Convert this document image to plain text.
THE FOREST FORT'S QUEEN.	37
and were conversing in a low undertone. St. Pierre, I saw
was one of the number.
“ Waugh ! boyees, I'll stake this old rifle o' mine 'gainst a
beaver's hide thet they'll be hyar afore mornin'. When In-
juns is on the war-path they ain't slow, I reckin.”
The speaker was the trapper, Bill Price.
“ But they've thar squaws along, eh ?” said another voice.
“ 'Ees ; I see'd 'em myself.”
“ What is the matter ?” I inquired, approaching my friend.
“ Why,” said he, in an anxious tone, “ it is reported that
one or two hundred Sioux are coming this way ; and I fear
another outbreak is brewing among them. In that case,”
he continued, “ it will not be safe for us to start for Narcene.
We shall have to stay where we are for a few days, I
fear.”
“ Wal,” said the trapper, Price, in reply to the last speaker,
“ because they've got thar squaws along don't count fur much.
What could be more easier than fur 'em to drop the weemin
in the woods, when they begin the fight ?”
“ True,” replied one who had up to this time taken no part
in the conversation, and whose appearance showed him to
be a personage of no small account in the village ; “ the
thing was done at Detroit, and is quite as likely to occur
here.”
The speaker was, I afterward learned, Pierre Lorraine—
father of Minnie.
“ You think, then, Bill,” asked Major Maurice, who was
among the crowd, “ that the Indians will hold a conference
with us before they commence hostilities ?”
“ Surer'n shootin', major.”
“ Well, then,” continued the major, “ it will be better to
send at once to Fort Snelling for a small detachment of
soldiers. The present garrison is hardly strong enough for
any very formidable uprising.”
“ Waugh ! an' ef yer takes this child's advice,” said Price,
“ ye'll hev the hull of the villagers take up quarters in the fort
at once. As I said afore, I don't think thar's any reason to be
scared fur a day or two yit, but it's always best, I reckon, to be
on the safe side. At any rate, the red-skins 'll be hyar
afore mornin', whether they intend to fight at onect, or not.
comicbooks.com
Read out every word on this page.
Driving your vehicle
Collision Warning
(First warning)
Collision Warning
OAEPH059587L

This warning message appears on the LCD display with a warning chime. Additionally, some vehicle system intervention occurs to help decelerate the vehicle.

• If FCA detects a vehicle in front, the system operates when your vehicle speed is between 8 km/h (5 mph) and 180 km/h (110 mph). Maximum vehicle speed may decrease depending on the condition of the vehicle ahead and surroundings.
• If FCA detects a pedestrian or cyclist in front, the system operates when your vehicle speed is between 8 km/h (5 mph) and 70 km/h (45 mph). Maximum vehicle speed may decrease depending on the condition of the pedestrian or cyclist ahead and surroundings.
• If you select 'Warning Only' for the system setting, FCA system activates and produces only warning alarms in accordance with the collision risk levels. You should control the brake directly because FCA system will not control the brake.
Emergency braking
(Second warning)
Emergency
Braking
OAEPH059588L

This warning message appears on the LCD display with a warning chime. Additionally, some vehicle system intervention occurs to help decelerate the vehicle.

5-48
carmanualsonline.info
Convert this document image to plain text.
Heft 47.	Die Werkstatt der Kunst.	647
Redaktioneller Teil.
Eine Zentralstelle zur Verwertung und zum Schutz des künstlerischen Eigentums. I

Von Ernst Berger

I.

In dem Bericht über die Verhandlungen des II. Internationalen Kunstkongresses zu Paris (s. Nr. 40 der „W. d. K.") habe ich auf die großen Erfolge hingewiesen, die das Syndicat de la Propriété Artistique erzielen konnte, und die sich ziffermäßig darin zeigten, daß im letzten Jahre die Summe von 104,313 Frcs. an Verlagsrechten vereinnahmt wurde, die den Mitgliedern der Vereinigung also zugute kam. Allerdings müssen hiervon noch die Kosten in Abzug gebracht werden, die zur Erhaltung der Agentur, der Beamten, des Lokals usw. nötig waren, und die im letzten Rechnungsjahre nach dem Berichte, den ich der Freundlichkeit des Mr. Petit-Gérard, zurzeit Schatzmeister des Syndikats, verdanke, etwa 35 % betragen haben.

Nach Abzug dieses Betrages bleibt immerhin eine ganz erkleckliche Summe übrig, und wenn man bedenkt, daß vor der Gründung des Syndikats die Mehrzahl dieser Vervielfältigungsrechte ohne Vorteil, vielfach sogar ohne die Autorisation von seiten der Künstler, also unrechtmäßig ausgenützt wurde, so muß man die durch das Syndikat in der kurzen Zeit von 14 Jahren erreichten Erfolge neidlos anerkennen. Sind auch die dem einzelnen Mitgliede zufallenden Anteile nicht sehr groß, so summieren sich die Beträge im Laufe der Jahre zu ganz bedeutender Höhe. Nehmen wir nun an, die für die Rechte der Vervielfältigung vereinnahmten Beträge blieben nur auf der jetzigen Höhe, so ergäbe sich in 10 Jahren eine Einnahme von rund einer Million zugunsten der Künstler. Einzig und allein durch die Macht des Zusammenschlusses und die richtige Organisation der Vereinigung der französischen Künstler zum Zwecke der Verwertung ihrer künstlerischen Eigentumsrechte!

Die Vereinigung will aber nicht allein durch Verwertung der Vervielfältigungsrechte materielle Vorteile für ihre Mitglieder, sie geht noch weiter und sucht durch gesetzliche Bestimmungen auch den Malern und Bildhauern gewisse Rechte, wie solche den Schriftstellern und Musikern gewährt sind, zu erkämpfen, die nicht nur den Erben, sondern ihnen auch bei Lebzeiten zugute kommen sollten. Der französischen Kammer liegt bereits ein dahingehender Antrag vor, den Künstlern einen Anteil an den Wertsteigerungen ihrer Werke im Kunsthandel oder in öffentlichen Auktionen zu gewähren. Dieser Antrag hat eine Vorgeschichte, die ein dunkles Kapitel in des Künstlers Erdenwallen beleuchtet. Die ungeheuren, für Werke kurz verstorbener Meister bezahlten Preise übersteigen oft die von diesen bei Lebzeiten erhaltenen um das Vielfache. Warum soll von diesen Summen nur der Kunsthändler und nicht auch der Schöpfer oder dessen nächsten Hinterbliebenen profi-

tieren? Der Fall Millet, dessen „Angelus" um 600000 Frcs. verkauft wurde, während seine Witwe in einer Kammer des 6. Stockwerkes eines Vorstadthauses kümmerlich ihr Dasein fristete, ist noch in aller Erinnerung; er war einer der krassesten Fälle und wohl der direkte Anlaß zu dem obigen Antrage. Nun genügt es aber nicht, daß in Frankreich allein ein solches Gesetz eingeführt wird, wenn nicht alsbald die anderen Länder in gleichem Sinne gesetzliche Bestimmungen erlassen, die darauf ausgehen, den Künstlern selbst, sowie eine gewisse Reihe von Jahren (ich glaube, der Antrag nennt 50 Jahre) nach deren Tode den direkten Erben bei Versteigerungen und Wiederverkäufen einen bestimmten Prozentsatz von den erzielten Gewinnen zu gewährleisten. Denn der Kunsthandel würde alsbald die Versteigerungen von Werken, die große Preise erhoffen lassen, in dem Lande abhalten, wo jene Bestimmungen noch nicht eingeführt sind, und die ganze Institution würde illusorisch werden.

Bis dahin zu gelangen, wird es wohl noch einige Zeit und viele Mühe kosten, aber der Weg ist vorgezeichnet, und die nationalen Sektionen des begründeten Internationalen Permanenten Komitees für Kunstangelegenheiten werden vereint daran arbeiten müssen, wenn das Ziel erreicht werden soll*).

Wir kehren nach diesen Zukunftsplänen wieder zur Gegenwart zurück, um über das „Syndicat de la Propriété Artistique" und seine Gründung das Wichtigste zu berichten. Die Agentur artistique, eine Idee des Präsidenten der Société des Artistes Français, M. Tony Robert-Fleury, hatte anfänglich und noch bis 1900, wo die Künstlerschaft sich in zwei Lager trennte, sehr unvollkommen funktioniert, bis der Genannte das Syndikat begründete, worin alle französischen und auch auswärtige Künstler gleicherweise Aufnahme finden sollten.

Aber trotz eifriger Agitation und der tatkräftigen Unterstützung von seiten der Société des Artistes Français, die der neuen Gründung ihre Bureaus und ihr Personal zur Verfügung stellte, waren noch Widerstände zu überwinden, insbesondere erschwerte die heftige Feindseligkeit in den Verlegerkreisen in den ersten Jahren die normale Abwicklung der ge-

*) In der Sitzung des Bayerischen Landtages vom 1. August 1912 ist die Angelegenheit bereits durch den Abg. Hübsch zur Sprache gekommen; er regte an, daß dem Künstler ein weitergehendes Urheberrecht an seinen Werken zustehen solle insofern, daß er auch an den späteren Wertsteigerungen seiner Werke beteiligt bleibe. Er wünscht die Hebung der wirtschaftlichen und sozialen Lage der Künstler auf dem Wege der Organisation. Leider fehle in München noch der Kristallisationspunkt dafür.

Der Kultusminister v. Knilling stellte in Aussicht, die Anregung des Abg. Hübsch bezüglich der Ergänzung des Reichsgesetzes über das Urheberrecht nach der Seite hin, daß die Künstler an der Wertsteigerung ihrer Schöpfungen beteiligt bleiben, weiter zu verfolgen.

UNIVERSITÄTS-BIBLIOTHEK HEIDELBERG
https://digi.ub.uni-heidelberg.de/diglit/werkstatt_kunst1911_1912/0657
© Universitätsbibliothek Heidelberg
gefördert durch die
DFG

→ **EXERCISE OBJECTIVE**
Pull out every line above that holds the word "think".

→ **EXPECTED ANSWER**
“ You think, then, Bill,” asked Major Maurice, who was
at once. As I said afore, I don't think thar's any reason to be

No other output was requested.